Exercise goal - Write out the records again, exactly, leaving none out.

(Records excerpted from a collection)
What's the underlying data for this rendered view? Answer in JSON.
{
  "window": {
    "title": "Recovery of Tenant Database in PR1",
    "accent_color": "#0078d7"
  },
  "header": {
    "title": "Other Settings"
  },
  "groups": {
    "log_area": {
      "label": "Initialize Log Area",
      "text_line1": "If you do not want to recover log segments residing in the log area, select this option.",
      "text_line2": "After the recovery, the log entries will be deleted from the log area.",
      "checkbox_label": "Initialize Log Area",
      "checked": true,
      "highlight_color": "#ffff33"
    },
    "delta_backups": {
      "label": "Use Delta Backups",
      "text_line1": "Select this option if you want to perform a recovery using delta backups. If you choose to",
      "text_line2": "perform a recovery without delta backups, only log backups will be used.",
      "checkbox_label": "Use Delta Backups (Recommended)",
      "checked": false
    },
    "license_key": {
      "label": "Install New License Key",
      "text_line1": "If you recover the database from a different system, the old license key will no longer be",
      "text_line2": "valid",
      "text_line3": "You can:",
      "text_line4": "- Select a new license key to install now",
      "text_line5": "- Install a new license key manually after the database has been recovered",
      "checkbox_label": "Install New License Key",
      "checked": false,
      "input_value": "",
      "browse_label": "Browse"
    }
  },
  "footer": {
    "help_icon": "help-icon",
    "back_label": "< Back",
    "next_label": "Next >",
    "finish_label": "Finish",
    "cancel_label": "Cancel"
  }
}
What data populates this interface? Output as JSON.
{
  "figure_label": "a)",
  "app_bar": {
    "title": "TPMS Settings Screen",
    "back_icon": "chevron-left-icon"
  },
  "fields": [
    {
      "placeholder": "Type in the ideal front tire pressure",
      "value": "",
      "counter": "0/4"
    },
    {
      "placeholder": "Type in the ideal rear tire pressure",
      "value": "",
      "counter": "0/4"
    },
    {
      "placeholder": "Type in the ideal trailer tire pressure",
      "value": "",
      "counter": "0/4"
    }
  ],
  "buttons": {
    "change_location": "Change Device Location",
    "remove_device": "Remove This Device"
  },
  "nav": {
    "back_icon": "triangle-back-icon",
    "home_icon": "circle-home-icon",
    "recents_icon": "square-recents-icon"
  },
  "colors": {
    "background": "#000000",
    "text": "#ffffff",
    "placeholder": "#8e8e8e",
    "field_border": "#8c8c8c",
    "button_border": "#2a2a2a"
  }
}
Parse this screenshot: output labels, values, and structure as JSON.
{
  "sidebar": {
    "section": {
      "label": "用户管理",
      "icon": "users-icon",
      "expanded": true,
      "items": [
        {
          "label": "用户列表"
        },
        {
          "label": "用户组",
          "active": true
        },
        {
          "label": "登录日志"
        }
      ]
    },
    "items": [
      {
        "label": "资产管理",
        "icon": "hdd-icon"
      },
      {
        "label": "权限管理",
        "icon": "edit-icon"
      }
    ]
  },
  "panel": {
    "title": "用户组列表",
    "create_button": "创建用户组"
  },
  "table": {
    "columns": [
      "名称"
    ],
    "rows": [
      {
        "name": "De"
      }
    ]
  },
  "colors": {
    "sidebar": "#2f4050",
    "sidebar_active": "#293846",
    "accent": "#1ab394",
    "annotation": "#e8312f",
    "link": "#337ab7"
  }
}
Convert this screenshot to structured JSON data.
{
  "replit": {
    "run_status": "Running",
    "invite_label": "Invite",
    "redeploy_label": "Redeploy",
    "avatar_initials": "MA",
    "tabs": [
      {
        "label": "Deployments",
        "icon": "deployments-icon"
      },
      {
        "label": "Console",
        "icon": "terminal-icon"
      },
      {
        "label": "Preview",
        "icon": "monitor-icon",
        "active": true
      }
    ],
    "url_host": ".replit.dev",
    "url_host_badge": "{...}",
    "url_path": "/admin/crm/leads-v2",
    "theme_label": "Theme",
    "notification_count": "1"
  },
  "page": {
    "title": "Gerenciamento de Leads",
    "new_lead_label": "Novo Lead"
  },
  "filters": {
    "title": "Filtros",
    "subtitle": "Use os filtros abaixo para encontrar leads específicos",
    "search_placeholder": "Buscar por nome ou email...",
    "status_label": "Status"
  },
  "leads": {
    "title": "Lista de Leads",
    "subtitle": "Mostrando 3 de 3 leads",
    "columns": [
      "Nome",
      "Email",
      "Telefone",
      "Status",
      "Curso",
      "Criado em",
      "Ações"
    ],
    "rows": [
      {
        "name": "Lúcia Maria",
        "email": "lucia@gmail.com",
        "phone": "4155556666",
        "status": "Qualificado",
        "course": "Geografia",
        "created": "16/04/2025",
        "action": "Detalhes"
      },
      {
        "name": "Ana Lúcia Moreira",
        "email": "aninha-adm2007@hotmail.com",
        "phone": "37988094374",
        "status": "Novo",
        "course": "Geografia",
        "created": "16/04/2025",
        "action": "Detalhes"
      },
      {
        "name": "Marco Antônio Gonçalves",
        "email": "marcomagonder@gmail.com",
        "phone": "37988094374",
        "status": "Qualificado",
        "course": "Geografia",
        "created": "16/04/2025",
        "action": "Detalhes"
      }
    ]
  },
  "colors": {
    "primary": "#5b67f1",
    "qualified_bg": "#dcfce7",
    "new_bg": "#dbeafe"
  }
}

Output -
What's the underlying data for this rendered view? Answer in JSON.
{
  "window": {
    "title": "Recovery of Tenant Database in PR1",
    "accent_color": "#0078d7"
  },
  "header": {
    "title": "Other Settings"
  },
  "groups": {
    "log_area": {
      "label": "Initialize Log Area",
      "text_line1": "If you do not want to recover log segments residing in the log area, select this option.",
      "text_line2": "After the recovery, the log entries will be deleted from the log area.",
      "checkbox_label": "Initialize Log Area",
      "checked": true,
      "highlight_color": "#ffff33"
    },
    "delta_backups": {
      "label": "Use Delta Backups",
      "text_line1": "Select this option if you want to perform a recovery using delta backups. If you choose to",
      "text_line2": "perform a recovery without delta backups, only log backups will be used.",
      "checkbox_label": "Use Delta Backups (Recommended)",
      "checked": false
    },
    "license_key": {
      "label": "Install New License Key",
      "text_line1": "If you recover the database from a different system, the old license key will no longer be",
      "text_line2": "valid",
      "text_line3": "You can:",
      "text_line4": "- Select a new license key to install now",
      "text_line5": "- Install a new license key manually after the database has been recovered",
      "checkbox_label": "Install New License Key",
      "checked": false,
      "input_value": "",
      "browse_label": "Browse"
    }
  },
  "footer": {
    "help_icon": "help-icon",
    "back_label": "< Back",
    "next_label": "Next >",
    "finish_label": "Finish",
    "cancel_label": "Cancel"
  }
}
What data populates this interface? Output as JSON.
{
  "figure_label": "a)",
  "app_bar": {
    "title": "TPMS Settings Screen",
    "back_icon": "chevron-left-icon"
  },
  "fields": [
    {
      "placeholder": "Type in the ideal front tire pressure",
      "value": "",
      "counter": "0/4"
    },
    {
      "placeholder": "Type in the ideal rear tire pressure",
      "value": "",
      "counter": "0/4"
    },
    {
      "placeholder": "Type in the ideal trailer tire pressure",
      "value": "",
      "counter": "0/4"
    }
  ],
  "buttons": {
    "change_location": "Change Device Location",
    "remove_device": "Remove This Device"
  },
  "nav": {
    "back_icon": "triangle-back-icon",
    "home_icon": "circle-home-icon",
    "recents_icon": "square-recents-icon"
  },
  "colors": {
    "background": "#000000",
    "text": "#ffffff",
    "placeholder": "#8e8e8e",
    "field_border": "#8c8c8c",
    "button_border": "#2a2a2a"
  }
}
Parse this screenshot: output labels, values, and structure as JSON.
{
  "sidebar": {
    "section": {
      "label": "用户管理",
      "icon": "users-icon",
      "expanded": true,
      "items": [
        {
          "label": "用户列表"
        },
        {
          "label": "用户组",
          "active": true
        },
        {
          "label": "登录日志"
        }
      ]
    },
    "items": [
      {
        "label": "资产管理",
        "icon": "hdd-icon"
      },
      {
        "label": "权限管理",
        "icon": "edit-icon"
      }
    ]
  },
  "panel": {
    "title": "用户组列表",
    "create_button": "创建用户组"
  },
  "table": {
    "columns": [
      "名称"
    ],
    "rows": [
      {
        "name": "De"
      }
    ]
  },
  "colors": {
    "sidebar": "#2f4050",
    "sidebar_active": "#293846",
    "accent": "#1ab394",
    "annotation": "#e8312f",
    "link": "#337ab7"
  }
}
Convert this screenshot to structured JSON data.
{
  "replit": {
    "run_status": "Running",
    "invite_label": "Invite",
    "redeploy_label": "Redeploy",
    "avatar_initials": "MA",
    "tabs": [
      {
        "label": "Deployments",
        "icon": "deployments-icon"
      },
      {
        "label": "Console",
        "icon": "terminal-icon"
      },
      {
        "label": "Preview",
        "icon": "monitor-icon",
        "active": true
      }
    ],
    "url_host": ".replit.dev",
    "url_host_badge": "{...}",
    "url_path": "/admin/crm/leads-v2",
    "theme_label": "Theme",
    "notification_count": "1"
  },
  "page": {
    "title": "Gerenciamento de Leads",
    "new_lead_label": "Novo Lead"
  },
  "filters": {
    "title": "Filtros",
    "subtitle": "Use os filtros abaixo para encontrar leads específicos",
    "search_placeholder": "Buscar por nome ou email...",
    "status_label": "Status"
  },
  "leads": {
    "title": "Lista de Leads",
    "subtitle": "Mostrando 3 de 3 leads",
    "columns": [
      "Nome",
      "Email",
      "Telefone",
      "Status",
      "Curso",
      "Criado em",
      "Ações"
    ],
    "rows": [
      {
        "name": "Lúcia Maria",
        "email": "lucia@gmail.com",
        "phone": "4155556666",
        "status": "Qualificado",
        "course": "Geografia",
        "created": "16/04/2025",
        "action": "Detalhes"
      },
      {
        "name": "Ana Lúcia Moreira",
        "email": "aninha-adm2007@hotmail.com",
        "phone": "37988094374",
        "status": "Novo",
        "course": "Geografia",
        "created": "16/04/2025",
        "action": "Detalhes"
      },
      {
        "name": "Marco Antônio Gonçalves",
        "email": "marcomagonder@gmail.com",
        "phone": "37988094374",
        "status": "Qualificado",
        "course": "Geografia",
        "created": "16/04/2025",
        "action": "Detalhes"
      }
    ]
  },
  "colors": {
    "primary": "#5b67f1",
    "qualified_bg": "#dcfce7",
    "new_bg": "#dbeafe"
  }
}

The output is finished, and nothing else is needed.